▼

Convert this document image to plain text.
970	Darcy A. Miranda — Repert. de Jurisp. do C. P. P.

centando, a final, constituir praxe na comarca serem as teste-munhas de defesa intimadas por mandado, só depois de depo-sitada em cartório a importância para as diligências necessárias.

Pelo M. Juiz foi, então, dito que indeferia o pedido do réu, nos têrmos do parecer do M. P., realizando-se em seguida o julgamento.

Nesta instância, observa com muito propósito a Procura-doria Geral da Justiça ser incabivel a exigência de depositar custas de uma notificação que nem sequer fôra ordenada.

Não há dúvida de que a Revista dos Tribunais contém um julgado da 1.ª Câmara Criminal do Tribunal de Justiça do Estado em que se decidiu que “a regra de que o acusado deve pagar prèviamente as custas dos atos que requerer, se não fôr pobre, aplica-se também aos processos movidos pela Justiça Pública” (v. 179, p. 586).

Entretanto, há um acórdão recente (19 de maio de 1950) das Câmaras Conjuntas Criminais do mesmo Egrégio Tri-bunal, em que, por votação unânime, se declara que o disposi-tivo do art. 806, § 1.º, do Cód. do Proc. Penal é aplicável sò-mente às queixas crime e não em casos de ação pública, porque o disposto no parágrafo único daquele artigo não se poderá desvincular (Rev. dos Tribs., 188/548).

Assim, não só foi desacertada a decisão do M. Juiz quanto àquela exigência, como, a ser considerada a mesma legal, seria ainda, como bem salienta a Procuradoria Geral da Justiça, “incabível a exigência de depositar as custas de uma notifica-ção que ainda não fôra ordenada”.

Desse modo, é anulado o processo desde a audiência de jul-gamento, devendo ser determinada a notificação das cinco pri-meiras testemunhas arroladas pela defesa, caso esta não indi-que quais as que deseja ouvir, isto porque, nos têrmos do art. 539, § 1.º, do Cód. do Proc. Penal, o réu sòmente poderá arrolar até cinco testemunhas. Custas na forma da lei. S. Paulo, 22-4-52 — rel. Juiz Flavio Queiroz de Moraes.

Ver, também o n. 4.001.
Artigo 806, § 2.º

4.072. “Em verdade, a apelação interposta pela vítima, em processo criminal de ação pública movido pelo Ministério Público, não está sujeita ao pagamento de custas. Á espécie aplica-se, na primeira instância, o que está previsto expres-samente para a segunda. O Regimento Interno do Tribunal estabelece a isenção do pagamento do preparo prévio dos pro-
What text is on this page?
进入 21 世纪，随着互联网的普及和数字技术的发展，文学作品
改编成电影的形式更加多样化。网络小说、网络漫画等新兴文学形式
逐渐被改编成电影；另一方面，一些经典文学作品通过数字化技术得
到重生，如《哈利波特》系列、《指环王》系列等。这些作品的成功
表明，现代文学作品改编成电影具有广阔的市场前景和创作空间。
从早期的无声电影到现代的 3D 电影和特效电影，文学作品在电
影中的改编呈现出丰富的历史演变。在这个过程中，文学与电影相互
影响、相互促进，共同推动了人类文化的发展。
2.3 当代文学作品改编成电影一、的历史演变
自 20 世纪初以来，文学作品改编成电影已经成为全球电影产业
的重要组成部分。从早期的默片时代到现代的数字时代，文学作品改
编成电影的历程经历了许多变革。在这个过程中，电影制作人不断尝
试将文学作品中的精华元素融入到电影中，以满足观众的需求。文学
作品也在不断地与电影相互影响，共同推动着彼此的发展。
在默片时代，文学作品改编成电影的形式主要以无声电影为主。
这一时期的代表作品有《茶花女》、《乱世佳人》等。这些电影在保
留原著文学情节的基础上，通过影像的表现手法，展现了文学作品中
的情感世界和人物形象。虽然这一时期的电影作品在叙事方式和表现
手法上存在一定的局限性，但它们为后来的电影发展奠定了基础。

▲

■ **Set task**
Using the listing above, list every line in which the string "porque" occurs.

■ **Right answer**
Entretanto, há um acórdão recente (19 de maio de 1950) das Câmaras Conjuntas Criminais do mesmo Egrégio Tri-bunal, em que, por votação unânime, se declara que o disposi-tivo do art. 806, § 1.º, do Cód. do Proc. Penal é aplicável sò-mente às queixas crime e não em casos de ação pública, porque o disposto no parágrafo único daquele artigo não se poderá desvincular (Rev. dos Tribs., 188/548).
Desse modo, é anulado o processo desde a audiência de jul-gamento, devendo ser determinada a notificação das cinco pri-meiras testemunhas arroladas pela defesa, caso esta não indi-que quais as que deseja ouvir, isto porque, nos têrmos do art. 539, § 1.º, do Cód. do Proc. Penal, o réu sòmente poderá arrolar até cinco testemunhas. Custas na forma da lei. S. Paulo, 22-4-52 — rel. Juiz Flavio Queiroz de Moraes.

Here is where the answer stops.